# start of Task material
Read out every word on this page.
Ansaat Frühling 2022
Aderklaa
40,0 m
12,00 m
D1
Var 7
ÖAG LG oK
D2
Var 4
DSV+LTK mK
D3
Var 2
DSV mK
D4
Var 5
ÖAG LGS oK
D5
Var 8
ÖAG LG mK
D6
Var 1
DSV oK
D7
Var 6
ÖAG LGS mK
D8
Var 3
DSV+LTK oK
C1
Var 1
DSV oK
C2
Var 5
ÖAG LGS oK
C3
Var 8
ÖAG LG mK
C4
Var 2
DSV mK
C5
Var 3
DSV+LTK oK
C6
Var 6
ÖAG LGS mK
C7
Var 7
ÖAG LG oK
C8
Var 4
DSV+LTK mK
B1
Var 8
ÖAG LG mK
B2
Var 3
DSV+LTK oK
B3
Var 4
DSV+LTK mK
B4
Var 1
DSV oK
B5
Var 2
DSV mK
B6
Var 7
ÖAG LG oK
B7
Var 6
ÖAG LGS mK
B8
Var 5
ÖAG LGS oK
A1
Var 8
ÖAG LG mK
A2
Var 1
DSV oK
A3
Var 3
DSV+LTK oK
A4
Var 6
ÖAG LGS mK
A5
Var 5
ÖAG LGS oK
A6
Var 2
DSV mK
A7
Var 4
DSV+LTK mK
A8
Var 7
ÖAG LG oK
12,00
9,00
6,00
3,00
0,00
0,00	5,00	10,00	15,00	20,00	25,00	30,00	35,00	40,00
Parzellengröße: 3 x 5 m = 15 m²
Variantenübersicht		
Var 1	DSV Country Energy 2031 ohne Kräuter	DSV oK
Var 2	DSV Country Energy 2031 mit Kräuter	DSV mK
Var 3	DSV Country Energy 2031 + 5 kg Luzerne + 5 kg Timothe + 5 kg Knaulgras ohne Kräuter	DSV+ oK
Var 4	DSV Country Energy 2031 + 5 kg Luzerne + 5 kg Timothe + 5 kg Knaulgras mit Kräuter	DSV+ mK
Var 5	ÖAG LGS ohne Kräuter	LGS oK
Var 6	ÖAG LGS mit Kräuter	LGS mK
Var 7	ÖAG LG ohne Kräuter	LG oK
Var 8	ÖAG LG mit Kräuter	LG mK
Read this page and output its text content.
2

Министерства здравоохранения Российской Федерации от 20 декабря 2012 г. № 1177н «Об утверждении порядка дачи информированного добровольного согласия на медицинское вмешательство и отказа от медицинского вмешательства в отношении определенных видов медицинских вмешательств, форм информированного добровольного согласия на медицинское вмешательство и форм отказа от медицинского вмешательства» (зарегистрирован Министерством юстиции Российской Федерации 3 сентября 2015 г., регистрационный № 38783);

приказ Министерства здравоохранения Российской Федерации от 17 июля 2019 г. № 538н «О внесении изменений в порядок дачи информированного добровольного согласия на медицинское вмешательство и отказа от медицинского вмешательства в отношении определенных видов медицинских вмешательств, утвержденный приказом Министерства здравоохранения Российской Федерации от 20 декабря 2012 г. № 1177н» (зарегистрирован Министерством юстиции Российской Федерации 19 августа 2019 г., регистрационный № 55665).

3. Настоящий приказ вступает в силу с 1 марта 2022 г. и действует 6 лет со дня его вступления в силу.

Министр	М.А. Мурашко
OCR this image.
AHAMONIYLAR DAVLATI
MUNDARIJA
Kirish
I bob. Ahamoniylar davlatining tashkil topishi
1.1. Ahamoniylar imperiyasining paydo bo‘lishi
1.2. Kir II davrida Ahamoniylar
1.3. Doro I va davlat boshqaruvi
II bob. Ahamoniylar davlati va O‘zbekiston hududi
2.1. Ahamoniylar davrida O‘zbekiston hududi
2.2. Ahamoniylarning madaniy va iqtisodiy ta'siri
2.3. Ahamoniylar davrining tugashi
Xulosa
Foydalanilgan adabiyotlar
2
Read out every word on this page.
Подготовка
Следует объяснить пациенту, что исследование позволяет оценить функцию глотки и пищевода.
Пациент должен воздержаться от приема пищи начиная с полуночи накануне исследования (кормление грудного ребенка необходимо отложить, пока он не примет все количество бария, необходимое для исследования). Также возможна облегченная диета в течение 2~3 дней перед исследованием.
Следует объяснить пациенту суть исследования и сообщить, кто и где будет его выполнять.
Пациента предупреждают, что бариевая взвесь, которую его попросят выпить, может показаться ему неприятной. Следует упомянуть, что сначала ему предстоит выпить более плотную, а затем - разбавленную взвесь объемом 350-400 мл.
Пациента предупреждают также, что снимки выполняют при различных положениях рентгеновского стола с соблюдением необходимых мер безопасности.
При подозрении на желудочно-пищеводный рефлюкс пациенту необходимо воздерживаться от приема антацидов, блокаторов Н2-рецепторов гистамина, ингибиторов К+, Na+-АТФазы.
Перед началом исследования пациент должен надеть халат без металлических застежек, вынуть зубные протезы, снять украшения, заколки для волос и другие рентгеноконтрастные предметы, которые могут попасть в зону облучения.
# end of Task material
§ **Exercise objective**
Repeat the material from above exactly, word for word.

§ **Solution to this task**
Read out every word on this page.
Ansaat Frühling 2022
Aderklaa
40,0 m
12,00 m
D1
Var 7
ÖAG LG oK
D2
Var 4
DSV+LTK mK
D3
Var 2
DSV mK
D4
Var 5
ÖAG LGS oK
D5
Var 8
ÖAG LG mK
D6
Var 1
DSV oK
D7
Var 6
ÖAG LGS mK
D8
Var 3
DSV+LTK oK
C1
Var 1
DSV oK
C2
Var 5
ÖAG LGS oK
C3
Var 8
ÖAG LG mK
C4
Var 2
DSV mK
C5
Var 3
DSV+LTK oK
C6
Var 6
ÖAG LGS mK
C7
Var 7
ÖAG LG oK
C8
Var 4
DSV+LTK mK
B1
Var 8
ÖAG LG mK
B2
Var 3
DSV+LTK oK
B3
Var 4
DSV+LTK mK
B4
Var 1
DSV oK
B5
Var 2
DSV mK
B6
Var 7
ÖAG LG oK
B7
Var 6
ÖAG LGS mK
B8
Var 5
ÖAG LGS oK
A1
Var 8
ÖAG LG mK
A2
Var 1
DSV oK
A3
Var 3
DSV+LTK oK
A4
Var 6
ÖAG LGS mK
A5
Var 5
ÖAG LGS oK
A6
Var 2
DSV mK
A7
Var 4
DSV+LTK mK
A8
Var 7
ÖAG LG oK
12,00
9,00
6,00
3,00
0,00
0,00	5,00	10,00	15,00	20,00	25,00	30,00	35,00	40,00
Parzellengröße: 3 x 5 m = 15 m²
Variantenübersicht		
Var 1	DSV Country Energy 2031 ohne Kräuter	DSV oK
Var 2	DSV Country Energy 2031 mit Kräuter	DSV mK
Var 3	DSV Country Energy 2031 + 5 kg Luzerne + 5 kg Timothe + 5 kg Knaulgras ohne Kräuter	DSV+ oK
Var 4	DSV Country Energy 2031 + 5 kg Luzerne + 5 kg Timothe + 5 kg Knaulgras mit Kräuter	DSV+ mK
Var 5	ÖAG LGS ohne Kräuter	LGS oK
Var 6	ÖAG LGS mit Kräuter	LGS mK
Var 7	ÖAG LG ohne Kräuter	LG oK
Var 8	ÖAG LG mit Kräuter	LG mK
Read this page and output its text content.
2

Министерства здравоохранения Российской Федерации от 20 декабря 2012 г. № 1177н «Об утверждении порядка дачи информированного добровольного согласия на медицинское вмешательство и отказа от медицинского вмешательства в отношении определенных видов медицинских вмешательств, форм информированного добровольного согласия на медицинское вмешательство и форм отказа от медицинского вмешательства» (зарегистрирован Министерством юстиции Российской Федерации 3 сентября 2015 г., регистрационный № 38783);

приказ Министерства здравоохранения Российской Федерации от 17 июля 2019 г. № 538н «О внесении изменений в порядок дачи информированного добровольного согласия на медицинское вмешательство и отказа от медицинского вмешательства в отношении определенных видов медицинских вмешательств, утвержденный приказом Министерства здравоохранения Российской Федерации от 20 декабря 2012 г. № 1177н» (зарегистрирован Министерством юстиции Российской Федерации 19 августа 2019 г., регистрационный № 55665).

3. Настоящий приказ вступает в силу с 1 марта 2022 г. и действует 6 лет со дня его вступления в силу.

Министр	М.А. Мурашко
OCR this image.
AHAMONIYLAR DAVLATI
MUNDARIJA
Kirish
I bob. Ahamoniylar davlatining tashkil topishi
1.1. Ahamoniylar imperiyasining paydo bo‘lishi
1.2. Kir II davrida Ahamoniylar
1.3. Doro I va davlat boshqaruvi
II bob. Ahamoniylar davlati va O‘zbekiston hududi
2.1. Ahamoniylar davrida O‘zbekiston hududi
2.2. Ahamoniylarning madaniy va iqtisodiy ta'siri
2.3. Ahamoniylar davrining tugashi
Xulosa
Foydalanilgan adabiyotlar
2
Read out every word on this page.
Подготовка
Следует объяснить пациенту, что исследование позволяет оценить функцию глотки и пищевода.
Пациент должен воздержаться от приема пищи начиная с полуночи накануне исследования (кормление грудного ребенка необходимо отложить, пока он не примет все количество бария, необходимое для исследования). Также возможна облегченная диета в течение 2~3 дней перед исследованием.
Следует объяснить пациенту суть исследования и сообщить, кто и где будет его выполнять.
Пациента предупреждают, что бариевая взвесь, которую его попросят выпить, может показаться ему неприятной. Следует упомянуть, что сначала ему предстоит выпить более плотную, а затем - разбавленную взвесь объемом 350-400 мл.
Пациента предупреждают также, что снимки выполняют при различных положениях рентгеновского стола с соблюдением необходимых мер безопасности.
При подозрении на желудочно-пищеводный рефлюкс пациенту необходимо воздерживаться от приема антацидов, блокаторов Н2-рецепторов гистамина, ингибиторов К+, Na+-АТФазы.
Перед началом исследования пациент должен надеть халат без металлических застежек, вынуть зубные протезы, снять украшения, заколки для волос и другие рентгеноконтрастные предметы, которые могут попасть в зону облучения.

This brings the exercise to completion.